(Excerpt from a dataset)

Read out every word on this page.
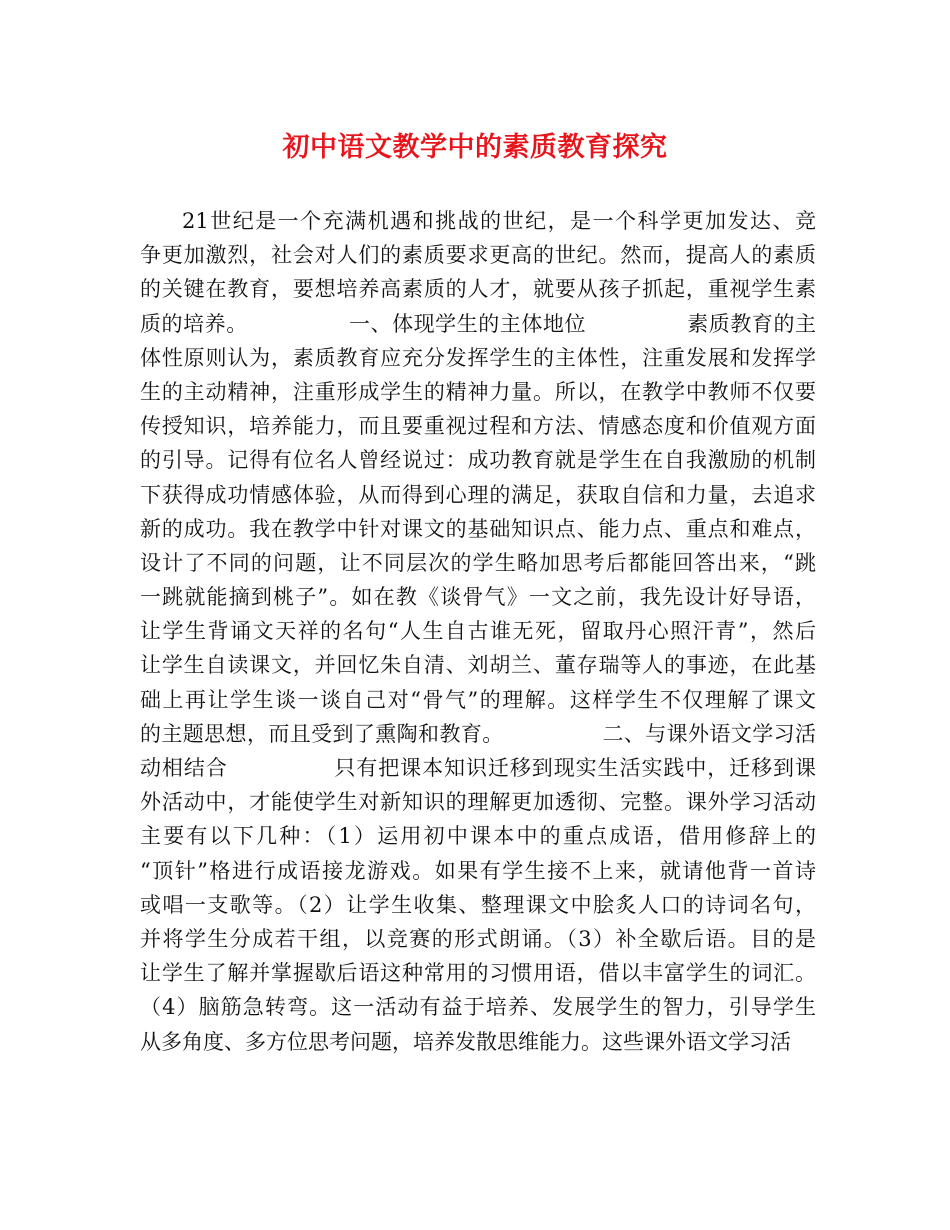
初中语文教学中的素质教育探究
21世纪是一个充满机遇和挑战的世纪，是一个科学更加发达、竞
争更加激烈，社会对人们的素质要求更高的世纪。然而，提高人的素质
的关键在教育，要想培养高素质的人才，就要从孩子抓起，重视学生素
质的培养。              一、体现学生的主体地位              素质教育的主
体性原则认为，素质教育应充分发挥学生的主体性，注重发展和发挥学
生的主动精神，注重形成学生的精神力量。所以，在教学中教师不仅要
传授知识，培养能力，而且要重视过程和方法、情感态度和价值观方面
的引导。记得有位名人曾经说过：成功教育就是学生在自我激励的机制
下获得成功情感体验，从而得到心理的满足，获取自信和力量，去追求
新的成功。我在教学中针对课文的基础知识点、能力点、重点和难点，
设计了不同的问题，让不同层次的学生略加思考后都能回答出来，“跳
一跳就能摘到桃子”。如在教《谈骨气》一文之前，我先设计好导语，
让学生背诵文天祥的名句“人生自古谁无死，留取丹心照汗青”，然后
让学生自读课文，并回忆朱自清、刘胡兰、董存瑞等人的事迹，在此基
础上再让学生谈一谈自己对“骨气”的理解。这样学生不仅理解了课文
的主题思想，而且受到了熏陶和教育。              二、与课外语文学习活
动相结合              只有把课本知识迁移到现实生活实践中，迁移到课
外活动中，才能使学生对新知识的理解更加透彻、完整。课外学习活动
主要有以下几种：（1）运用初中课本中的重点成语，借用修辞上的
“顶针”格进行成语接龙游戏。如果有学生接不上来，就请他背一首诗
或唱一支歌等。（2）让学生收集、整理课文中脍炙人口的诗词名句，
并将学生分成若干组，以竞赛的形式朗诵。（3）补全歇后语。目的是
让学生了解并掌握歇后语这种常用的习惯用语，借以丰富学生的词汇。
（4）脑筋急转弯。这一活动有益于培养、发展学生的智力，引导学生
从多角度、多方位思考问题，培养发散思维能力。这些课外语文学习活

* **Prompt**:
Write out all the entries exactly, except for the pictures.

* **Full answer**:
Read out every word on this page.
初中语文教学中的素质教育探究
21世纪是一个充满机遇和挑战的世纪，是一个科学更加发达、竞
争更加激烈，社会对人们的素质要求更高的世纪。然而，提高人的素质
的关键在教育，要想培养高素质的人才，就要从孩子抓起，重视学生素
质的培养。              一、体现学生的主体地位              素质教育的主
体性原则认为，素质教育应充分发挥学生的主体性，注重发展和发挥学
生的主动精神，注重形成学生的精神力量。所以，在教学中教师不仅要
传授知识，培养能力，而且要重视过程和方法、情感态度和价值观方面
的引导。记得有位名人曾经说过：成功教育就是学生在自我激励的机制
下获得成功情感体验，从而得到心理的满足，获取自信和力量，去追求
新的成功。我在教学中针对课文的基础知识点、能力点、重点和难点，
设计了不同的问题，让不同层次的学生略加思考后都能回答出来，“跳
一跳就能摘到桃子”。如在教《谈骨气》一文之前，我先设计好导语，
让学生背诵文天祥的名句“人生自古谁无死，留取丹心照汗青”，然后
让学生自读课文，并回忆朱自清、刘胡兰、董存瑞等人的事迹，在此基
础上再让学生谈一谈自己对“骨气”的理解。这样学生不仅理解了课文
的主题思想，而且受到了熏陶和教育。              二、与课外语文学习活
动相结合              只有把课本知识迁移到现实生活实践中，迁移到课
外活动中，才能使学生对新知识的理解更加透彻、完整。课外学习活动
主要有以下几种：（1）运用初中课本中的重点成语，借用修辞上的
“顶针”格进行成语接龙游戏。如果有学生接不上来，就请他背一首诗
或唱一支歌等。（2）让学生收集、整理课文中脍炙人口的诗词名句，
并将学生分成若干组，以竞赛的形式朗诵。（3）补全歇后语。目的是
让学生了解并掌握歇后语这种常用的习惯用语，借以丰富学生的词汇。
（4）脑筋急转弯。这一活动有益于培养、发展学生的智力，引导学生
从多角度、多方位思考问题，培养发散思维能力。这些课外语文学习活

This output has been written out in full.